Tarefas a realizar:
(a) Reproduza o texto sobre o ofício de escrever começando nas palavras "E é aqui que a" e parando depois de "pés de Midas.", com "paciência" trocado por "persistência".
(b) De acordo com o texto sobre o ofício de escrever, o que exige a riqueza que está no fundo do terreno?
(c) Prossiga o texto sobre o ofício de escrever a partir do ponto em que ele termina.

Trecho:
********
Quando o autor pergunta se deve continuar ou não a escrever, digo que esta é uma questão que ele, e não outros, deve responder. Dá vontade de lembrar aquele conselho de Rilke ao jovem poeta, que se escrever não for uma necessidade vital, então é mesmo melhor parar e ir cantar noutra freguesia.
Às vezes, os que pedem tal opinião estão num estágio pré-literário.Escrevem só de ouvido.Repetem lugares comuns. Não sabem nem o que é lugar comum ou como lidar com ele. Não estão a par da história
literária, dos movimentos que se sucederam, dos diferentes estilos e técnicas. Não são nem sequer leitores, bons leitores, aqueles que convivem e assimilam os grandes e pequenos autores. Pensam que escrevem, mas estão sendo escritos por uma linguagem que já existe. Desconhecem que o escritor é aquele que ocupa um lugar na linguagem. O texto está entre o prosaico de certas letras banais de música e simples(ainda que legítimas) anotações emocionais. Nesses casos não há muito ou nada que fazer. (O mesmo se dá com quem resolve pintar, fazer teatro, música ou o que seja de artístico, movido por impulsos superficiais e descomprometidos).
Mas o caso mais difícil é daqueles que têm realmente talento e já se expressam de uma maneira mais madura e pessoal. Não vamos encontrar em seus trabalhos falhas primárias. Já têm leitura. Conhecem alguns clássicos de ontem e de hoje. Não são incautos. Estão numa situação que é grave e delicada, estão na borda de alguma coisa que pode, ou não, acontecer. Ou seja, podem ou não virar socialmente artistas.
E é aqui que a porca torce o rabo.
Até diria que uma coisa é estar artista e outra é ser artista. Pode uma pessoa numa determinada circunstância ou período de sua vida, eventualmente, estar em condições tais que suas emoções se precipitem em determinadas formas de expressão. É como se tivesse se conectado com forças e energias que a ultrapassam e a resgatam.
Mas uma coisa é a capacidade de fazer algo razoavelmente bem feito num determinado instante. Outra é comprometer-se com um projeto onde vida-e-obra se confundem. É como se tivéssemos achado umas pepitas de ouro na superfície de um terreno. Mas a riqueza está no fundo e exige paciência, técnica e aprofundamento. E é aqui que muitos embatucam, porque achavam que bastava balançar a árvore dourada e os frutos cairiam aos seus pés de Midas.
********
Itens selecionados:

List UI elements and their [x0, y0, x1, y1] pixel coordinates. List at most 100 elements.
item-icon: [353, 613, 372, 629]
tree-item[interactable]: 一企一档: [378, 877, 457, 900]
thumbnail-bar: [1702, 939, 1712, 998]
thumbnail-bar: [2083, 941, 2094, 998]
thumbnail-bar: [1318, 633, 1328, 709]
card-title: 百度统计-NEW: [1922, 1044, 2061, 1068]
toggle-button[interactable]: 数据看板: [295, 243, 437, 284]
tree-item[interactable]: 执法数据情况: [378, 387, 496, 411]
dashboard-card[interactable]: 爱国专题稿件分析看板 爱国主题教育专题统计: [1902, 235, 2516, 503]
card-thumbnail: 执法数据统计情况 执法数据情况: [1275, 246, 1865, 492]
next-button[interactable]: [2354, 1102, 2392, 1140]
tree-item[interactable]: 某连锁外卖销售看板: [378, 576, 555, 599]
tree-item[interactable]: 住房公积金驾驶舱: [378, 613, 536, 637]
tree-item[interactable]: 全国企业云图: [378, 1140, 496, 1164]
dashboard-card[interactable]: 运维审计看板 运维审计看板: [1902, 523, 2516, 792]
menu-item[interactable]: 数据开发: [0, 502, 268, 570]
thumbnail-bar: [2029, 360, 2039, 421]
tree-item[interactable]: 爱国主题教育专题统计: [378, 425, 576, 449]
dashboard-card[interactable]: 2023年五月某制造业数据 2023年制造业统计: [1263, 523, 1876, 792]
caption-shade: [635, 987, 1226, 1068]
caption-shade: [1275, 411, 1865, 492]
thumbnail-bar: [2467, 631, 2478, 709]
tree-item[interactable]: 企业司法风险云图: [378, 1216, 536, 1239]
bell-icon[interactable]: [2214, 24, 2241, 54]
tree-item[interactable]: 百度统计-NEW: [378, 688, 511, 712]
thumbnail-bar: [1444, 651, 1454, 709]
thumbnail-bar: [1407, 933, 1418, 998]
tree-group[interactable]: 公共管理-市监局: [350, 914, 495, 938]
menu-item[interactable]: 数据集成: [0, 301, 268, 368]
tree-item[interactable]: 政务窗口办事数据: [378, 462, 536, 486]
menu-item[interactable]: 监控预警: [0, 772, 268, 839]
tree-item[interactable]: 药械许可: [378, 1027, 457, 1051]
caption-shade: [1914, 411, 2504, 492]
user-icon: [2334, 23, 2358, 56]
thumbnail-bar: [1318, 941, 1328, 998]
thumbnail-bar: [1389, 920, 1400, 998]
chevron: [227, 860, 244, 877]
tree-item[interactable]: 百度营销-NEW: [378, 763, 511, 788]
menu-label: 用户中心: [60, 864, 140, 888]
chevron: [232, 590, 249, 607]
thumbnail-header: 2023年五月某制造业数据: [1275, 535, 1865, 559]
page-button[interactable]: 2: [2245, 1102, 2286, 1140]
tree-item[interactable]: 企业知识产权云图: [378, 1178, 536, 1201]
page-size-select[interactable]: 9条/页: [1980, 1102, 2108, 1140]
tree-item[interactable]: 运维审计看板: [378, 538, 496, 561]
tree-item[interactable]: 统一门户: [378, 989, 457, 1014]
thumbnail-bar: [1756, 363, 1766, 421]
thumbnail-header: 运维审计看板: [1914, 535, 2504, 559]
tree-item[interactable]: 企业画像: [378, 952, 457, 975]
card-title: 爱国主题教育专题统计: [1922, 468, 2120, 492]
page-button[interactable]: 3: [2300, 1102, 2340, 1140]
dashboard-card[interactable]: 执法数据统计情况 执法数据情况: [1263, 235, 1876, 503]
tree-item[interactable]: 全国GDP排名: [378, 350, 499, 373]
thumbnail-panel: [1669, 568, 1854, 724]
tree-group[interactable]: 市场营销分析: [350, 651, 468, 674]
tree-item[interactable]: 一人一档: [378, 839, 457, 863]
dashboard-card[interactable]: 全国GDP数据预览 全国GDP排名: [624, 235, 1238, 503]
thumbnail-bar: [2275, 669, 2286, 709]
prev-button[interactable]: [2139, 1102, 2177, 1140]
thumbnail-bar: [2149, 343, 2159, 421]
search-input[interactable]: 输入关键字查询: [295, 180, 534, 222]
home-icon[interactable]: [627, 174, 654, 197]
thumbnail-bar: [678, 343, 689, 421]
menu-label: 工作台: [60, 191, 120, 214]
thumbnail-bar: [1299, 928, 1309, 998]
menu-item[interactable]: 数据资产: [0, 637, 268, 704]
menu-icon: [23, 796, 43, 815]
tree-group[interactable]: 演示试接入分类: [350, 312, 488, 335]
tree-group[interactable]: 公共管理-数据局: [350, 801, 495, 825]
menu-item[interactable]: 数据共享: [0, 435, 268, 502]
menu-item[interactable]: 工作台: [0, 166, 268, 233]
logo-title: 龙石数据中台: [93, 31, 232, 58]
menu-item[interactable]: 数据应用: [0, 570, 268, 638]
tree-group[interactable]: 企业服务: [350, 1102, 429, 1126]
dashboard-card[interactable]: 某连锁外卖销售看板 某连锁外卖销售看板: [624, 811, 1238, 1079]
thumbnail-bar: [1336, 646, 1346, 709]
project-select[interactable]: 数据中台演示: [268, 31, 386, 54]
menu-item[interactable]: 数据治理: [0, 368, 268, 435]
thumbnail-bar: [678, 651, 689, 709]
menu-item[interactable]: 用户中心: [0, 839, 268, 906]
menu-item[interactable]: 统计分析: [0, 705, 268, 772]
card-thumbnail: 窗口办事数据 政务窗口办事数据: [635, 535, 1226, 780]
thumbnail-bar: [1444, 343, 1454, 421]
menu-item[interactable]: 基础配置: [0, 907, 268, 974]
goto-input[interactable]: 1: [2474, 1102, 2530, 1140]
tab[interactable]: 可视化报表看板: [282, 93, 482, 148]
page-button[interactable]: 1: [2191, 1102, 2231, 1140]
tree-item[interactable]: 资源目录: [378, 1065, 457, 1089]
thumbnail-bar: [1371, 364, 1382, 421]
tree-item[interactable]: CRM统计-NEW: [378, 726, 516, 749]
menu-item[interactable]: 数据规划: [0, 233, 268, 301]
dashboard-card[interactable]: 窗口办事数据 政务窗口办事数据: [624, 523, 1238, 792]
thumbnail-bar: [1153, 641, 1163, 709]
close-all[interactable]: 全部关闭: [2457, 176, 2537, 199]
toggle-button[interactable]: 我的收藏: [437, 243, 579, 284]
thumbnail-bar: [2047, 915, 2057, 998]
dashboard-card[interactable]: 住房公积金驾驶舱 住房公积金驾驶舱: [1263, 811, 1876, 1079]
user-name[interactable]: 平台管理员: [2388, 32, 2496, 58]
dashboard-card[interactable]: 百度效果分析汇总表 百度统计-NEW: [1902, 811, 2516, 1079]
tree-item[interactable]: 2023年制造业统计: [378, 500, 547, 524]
********
Respostas às tarefas:
(a)
E é aqui que a porca torce o rabo.
Até diria que uma coisa é estar artista e outra é ser artista. Pode uma pessoa numa determinada circunstância ou período de sua vida, eventualmente, estar em condições tais que suas emoções se precipitem em determinadas formas de expressão. É como se tivesse se conectado com forças e energias que a ultrapassam e a resgatam.
Mas uma coisa é a capacidade de fazer algo razoavelmente bem feito num determinado instante. Outra é comprometer-se com um projeto onde vida-e-obra se confundem. É como se tivéssemos achado umas pepitas de ouro na superfície de um terreno. Mas a riqueza está no fundo e exige persistência, técnica e aprofundamento. E é aqui que muitos embatucam, porque achavam que bastava balançar a árvore dourada e os frutos cairiam aos seus pés de Midas.

(b) Paciência, técnica e aprofundamento.

(c)
Ao contrário, daqui para frente é que o desafio vai começar. Agora é que há que atravessar o deserto por quarenta anos e cultivá-lo “como um pomar às avessas”. É como se alguém tivesse as ferramentas, alguns tijolos e
pedras: resta uma construção por fazer. Cadê o projeto? E a construção é aquilo que se constrói enquanto se constrói. Sendo a obra de arte, segundo Joyce, uma obra-em-progresso, como diria o nosso Rosa, é travessia.
Por isto, as pessoas que têm alguns dos atributos necessários para se tornarem artistas, num determinado instante encontram-se naquela situação que a antropologia chama de situações limites. Há um ritual a cumprir para se passar de um estágio a outro. Ultrapassar essa linha divisória entre o amadorismo e o profissionalismo, entre o episódico e o sistemático, entre o aleatório e um projeto estético-existencial, eis o desafio. E nisto, de novo, há uma pesada solidão. Solidão dificil de ser compartilhada. Tenho dito a algumas dessas pessoas que surpreendi na soleira desse rito de iniciação: agora depende de você. De você e de uma série de fatores aleatórios. Pois assim como o criador tem que cavar no escuro de si mesmo a sua pretensa riqueza, entrar no sistema literário e artístico é entrar numa selva escura. Talentos podem se perder, ou terem seu percurso mutilado, enquanto outros são espantosamente superestimados.
O artista autêntico, no entanto, tem a coragem e a audácia de abrir e povoar uma clareira ou receber esse raio na cara, não apenas eventualmente, mas a todo instante. Mas isto é altamente perigoso. Diante dessa situação, alguns entram em pânico e se demitem. Abrir-se à arte é dar um salto mortal no escuro, para que todos vejam.